[Dataset records]

--- BEGIN ---

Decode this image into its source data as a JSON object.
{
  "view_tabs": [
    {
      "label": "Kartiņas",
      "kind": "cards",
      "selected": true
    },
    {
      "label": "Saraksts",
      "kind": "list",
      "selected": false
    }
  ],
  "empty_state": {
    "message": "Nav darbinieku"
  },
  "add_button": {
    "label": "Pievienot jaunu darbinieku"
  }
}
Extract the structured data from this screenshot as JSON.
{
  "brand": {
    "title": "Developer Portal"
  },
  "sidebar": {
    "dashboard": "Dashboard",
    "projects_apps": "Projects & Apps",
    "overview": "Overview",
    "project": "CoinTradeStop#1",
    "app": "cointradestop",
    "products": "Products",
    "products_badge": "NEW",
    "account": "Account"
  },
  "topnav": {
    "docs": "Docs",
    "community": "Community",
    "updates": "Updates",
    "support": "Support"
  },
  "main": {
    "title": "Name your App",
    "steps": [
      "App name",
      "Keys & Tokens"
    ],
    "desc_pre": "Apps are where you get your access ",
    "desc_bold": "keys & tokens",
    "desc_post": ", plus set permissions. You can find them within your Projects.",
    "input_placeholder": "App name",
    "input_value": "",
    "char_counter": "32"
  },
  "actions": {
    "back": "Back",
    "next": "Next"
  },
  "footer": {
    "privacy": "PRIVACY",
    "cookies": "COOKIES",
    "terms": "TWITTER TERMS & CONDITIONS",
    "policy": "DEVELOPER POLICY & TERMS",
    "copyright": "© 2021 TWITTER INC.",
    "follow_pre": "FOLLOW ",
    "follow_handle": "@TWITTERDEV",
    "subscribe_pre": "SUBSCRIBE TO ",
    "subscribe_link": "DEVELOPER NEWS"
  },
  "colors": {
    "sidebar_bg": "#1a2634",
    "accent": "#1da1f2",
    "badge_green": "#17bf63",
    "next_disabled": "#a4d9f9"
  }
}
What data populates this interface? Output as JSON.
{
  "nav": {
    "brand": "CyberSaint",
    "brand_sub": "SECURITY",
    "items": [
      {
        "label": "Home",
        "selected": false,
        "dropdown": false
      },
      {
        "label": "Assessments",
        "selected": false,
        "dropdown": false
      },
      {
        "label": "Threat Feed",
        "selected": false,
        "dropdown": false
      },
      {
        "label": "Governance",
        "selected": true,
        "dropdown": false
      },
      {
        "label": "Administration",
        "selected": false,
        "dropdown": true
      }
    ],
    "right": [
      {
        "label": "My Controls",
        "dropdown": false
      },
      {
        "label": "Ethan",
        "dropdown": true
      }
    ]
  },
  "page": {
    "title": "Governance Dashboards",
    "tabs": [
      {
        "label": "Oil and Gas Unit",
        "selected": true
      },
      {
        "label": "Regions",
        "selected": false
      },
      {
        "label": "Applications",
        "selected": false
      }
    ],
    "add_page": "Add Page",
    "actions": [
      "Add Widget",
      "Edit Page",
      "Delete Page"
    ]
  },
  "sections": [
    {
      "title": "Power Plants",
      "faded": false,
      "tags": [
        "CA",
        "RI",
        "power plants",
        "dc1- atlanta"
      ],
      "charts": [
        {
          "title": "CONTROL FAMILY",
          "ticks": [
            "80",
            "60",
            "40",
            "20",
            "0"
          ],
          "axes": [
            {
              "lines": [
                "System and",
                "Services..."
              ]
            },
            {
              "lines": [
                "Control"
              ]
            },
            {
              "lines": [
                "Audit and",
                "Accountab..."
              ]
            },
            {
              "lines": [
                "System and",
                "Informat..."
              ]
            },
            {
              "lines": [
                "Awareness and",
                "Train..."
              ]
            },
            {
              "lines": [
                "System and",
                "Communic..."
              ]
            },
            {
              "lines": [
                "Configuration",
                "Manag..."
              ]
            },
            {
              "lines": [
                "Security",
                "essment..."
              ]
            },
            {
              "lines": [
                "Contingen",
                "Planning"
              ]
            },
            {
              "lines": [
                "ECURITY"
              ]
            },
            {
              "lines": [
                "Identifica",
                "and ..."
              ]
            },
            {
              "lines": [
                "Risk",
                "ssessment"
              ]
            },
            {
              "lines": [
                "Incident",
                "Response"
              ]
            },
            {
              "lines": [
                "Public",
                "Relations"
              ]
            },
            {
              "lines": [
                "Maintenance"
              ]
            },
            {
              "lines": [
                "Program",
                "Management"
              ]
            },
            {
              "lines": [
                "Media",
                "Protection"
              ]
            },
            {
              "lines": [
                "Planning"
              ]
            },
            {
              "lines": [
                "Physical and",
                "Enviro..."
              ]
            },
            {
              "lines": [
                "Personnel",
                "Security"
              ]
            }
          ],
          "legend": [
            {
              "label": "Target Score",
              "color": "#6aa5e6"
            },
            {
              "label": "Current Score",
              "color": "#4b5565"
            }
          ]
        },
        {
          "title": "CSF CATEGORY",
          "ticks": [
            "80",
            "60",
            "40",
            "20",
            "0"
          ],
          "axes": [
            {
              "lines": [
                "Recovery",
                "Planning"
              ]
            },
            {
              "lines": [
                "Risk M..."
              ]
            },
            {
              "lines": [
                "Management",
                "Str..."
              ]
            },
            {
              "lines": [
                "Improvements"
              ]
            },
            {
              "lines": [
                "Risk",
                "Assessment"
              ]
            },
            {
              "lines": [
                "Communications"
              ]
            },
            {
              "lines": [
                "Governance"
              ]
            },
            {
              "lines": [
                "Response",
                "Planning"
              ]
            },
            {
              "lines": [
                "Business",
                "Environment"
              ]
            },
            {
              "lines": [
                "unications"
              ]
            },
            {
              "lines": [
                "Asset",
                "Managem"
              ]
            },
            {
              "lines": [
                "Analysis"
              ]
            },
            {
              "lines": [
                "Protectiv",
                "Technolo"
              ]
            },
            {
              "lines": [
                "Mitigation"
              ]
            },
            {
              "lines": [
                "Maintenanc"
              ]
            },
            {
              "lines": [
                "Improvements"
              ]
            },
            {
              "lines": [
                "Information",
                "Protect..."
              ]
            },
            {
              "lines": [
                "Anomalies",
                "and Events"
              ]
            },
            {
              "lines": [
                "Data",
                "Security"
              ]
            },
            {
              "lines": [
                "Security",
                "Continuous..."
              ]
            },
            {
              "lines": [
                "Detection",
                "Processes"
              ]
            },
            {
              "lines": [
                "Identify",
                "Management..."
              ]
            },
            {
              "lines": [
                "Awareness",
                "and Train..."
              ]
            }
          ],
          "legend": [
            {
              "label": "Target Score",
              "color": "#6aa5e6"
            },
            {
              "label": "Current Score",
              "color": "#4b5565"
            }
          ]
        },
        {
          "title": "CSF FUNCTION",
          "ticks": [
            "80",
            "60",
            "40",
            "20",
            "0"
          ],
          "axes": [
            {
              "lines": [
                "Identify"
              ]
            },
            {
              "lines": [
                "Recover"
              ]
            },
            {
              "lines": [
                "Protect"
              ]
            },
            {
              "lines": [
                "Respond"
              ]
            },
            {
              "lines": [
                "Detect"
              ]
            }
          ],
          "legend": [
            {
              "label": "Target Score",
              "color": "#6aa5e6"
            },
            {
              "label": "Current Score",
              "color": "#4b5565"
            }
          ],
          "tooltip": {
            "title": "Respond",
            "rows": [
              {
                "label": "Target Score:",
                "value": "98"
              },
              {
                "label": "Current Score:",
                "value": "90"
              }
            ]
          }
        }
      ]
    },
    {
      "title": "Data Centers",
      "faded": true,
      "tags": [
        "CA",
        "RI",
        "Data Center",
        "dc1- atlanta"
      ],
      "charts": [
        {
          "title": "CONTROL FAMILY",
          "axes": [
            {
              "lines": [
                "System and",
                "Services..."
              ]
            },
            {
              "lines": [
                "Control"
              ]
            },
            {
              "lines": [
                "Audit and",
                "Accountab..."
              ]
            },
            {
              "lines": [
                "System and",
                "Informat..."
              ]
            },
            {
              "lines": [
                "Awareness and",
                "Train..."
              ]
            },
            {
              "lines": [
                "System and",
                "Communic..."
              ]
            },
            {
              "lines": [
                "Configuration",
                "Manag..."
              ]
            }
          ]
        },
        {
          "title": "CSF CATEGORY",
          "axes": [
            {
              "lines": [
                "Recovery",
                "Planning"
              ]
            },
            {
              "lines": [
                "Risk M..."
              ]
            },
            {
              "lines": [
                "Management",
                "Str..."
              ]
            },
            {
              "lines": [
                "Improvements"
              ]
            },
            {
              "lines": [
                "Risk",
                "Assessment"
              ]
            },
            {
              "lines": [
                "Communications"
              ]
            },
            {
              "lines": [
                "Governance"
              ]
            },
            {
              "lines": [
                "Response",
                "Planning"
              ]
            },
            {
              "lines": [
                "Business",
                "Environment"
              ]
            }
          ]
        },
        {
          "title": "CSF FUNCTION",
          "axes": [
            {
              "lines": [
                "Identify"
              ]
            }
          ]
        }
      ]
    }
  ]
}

--- END ---

Search the preceding listing for "Projects" and extract every line where it is found.

*EXERCISE RESPONSE:*
    "projects_apps": "Projects & Apps",
    "desc_post": ", plus set permissions. You can find them within your Projects.",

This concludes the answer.